• What you have to do: Could you repeat, word for word, every line from the one containing "Read this page and output its text content." through the final line of the records below, and nothing else?

• The data:
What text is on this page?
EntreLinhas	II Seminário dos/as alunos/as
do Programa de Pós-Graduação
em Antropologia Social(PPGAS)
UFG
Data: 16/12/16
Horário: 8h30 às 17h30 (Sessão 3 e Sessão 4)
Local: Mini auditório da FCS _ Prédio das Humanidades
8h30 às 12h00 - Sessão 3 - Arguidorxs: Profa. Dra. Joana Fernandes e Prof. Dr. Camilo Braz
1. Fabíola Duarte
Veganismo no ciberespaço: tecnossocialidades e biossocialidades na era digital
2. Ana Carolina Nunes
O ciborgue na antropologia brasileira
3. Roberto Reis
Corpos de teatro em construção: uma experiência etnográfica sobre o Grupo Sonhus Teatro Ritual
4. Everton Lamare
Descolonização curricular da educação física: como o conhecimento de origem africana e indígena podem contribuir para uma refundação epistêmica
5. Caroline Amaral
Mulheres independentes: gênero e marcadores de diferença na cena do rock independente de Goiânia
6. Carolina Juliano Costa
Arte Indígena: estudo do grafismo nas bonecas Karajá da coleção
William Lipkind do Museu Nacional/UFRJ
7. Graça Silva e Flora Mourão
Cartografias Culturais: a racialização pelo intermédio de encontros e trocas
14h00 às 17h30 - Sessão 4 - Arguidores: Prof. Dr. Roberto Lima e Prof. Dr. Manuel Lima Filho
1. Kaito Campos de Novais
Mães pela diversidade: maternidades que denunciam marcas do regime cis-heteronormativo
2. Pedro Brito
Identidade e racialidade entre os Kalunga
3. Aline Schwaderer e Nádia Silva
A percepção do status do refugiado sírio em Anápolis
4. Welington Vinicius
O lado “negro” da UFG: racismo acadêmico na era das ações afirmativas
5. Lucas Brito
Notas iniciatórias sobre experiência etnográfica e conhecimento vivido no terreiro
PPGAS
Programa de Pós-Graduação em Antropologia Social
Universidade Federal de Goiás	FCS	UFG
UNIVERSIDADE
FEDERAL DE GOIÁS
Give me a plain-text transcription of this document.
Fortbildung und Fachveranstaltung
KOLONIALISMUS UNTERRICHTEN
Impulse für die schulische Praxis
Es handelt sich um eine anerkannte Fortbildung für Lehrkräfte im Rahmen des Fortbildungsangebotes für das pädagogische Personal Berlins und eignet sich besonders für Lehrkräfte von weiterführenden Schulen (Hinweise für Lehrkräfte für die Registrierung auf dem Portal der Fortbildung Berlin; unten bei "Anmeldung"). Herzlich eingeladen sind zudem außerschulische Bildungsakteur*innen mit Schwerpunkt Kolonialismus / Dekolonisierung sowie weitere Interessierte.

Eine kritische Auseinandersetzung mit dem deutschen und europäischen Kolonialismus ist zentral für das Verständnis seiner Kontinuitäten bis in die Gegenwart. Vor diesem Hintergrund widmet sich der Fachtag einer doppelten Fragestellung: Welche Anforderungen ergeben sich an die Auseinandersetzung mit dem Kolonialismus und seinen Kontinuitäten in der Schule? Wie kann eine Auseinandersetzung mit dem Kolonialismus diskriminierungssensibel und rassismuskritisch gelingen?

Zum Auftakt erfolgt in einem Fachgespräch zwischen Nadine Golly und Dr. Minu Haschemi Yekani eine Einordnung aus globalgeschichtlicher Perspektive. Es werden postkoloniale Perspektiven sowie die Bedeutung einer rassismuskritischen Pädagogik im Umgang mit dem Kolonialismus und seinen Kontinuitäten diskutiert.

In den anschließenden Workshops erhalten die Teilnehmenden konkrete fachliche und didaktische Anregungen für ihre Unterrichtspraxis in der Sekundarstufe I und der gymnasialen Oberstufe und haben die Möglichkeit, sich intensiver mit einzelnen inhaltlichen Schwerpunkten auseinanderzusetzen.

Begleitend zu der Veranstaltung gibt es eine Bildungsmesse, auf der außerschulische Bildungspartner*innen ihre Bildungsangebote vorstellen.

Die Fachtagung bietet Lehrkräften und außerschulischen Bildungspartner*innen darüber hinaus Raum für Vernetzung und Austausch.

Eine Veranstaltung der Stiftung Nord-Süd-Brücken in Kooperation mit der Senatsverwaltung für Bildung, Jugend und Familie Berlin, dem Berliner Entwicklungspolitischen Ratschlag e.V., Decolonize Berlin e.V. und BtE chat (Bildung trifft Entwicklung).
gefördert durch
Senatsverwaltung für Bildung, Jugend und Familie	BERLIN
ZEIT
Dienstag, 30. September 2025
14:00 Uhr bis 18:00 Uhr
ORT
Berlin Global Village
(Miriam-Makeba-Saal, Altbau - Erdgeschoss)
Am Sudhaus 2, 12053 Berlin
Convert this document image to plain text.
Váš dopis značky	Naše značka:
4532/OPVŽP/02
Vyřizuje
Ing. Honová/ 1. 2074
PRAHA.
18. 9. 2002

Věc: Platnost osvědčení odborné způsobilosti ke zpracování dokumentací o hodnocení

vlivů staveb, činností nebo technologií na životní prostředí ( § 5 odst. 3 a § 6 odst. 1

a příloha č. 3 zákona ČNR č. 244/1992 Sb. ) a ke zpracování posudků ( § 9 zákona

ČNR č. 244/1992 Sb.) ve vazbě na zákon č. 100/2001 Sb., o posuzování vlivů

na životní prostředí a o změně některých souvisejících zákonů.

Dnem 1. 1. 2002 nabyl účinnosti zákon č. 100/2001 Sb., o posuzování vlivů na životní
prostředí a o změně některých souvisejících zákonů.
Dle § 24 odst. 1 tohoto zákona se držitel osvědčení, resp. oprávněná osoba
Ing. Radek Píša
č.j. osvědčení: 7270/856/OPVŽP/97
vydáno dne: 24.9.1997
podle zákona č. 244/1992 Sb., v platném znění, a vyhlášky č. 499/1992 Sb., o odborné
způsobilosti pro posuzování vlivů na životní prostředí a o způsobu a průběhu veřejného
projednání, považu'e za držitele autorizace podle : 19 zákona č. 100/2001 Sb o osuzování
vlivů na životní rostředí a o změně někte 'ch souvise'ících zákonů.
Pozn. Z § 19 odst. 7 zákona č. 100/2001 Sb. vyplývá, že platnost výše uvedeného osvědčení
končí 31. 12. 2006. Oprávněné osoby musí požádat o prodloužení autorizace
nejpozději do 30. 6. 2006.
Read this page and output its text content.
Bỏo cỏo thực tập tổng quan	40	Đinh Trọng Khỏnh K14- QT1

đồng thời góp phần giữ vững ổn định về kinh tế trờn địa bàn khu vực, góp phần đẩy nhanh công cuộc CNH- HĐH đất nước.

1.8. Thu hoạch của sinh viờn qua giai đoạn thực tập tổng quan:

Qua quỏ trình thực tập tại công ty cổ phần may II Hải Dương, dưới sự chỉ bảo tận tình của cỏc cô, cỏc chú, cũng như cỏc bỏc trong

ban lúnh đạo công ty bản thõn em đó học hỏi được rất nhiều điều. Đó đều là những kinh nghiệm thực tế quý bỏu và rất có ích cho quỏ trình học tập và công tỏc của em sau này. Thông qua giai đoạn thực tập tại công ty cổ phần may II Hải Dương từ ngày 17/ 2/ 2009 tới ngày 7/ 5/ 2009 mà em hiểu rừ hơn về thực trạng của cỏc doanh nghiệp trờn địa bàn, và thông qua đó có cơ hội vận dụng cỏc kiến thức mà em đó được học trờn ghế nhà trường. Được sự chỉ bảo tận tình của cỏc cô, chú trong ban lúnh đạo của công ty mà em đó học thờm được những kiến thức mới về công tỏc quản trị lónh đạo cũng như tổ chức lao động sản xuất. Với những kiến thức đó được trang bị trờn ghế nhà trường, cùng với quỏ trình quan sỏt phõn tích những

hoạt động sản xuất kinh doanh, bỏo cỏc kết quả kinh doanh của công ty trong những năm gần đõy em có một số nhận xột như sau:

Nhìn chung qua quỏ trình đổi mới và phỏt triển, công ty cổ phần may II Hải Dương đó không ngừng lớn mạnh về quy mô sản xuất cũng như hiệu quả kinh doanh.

• Finished task:
Read this page and output its text content.
Bỏo cỏo thực tập tổng quan	40	Đinh Trọng Khỏnh K14- QT1

đồng thời góp phần giữ vững ổn định về kinh tế trờn địa bàn khu vực, góp phần đẩy nhanh công cuộc CNH- HĐH đất nước.

1.8. Thu hoạch của sinh viờn qua giai đoạn thực tập tổng quan:

Qua quỏ trình thực tập tại công ty cổ phần may II Hải Dương, dưới sự chỉ bảo tận tình của cỏc cô, cỏc chú, cũng như cỏc bỏc trong

ban lúnh đạo công ty bản thõn em đó học hỏi được rất nhiều điều. Đó đều là những kinh nghiệm thực tế quý bỏu và rất có ích cho quỏ trình học tập và công tỏc của em sau này. Thông qua giai đoạn thực tập tại công ty cổ phần may II Hải Dương từ ngày 17/ 2/ 2009 tới ngày 7/ 5/ 2009 mà em hiểu rừ hơn về thực trạng của cỏc doanh nghiệp trờn địa bàn, và thông qua đó có cơ hội vận dụng cỏc kiến thức mà em đó được học trờn ghế nhà trường. Được sự chỉ bảo tận tình của cỏc cô, chú trong ban lúnh đạo của công ty mà em đó học thờm được những kiến thức mới về công tỏc quản trị lónh đạo cũng như tổ chức lao động sản xuất. Với những kiến thức đó được trang bị trờn ghế nhà trường, cùng với quỏ trình quan sỏt phõn tích những

hoạt động sản xuất kinh doanh, bỏo cỏc kết quả kinh doanh của công ty trong những năm gần đõy em có một số nhận xột như sau:

Nhìn chung qua quỏ trình đổi mới và phỏt triển, công ty cổ phần may II Hải Dương đó không ngừng lớn mạnh về quy mô sản xuất cũng như hiệu quả kinh doanh.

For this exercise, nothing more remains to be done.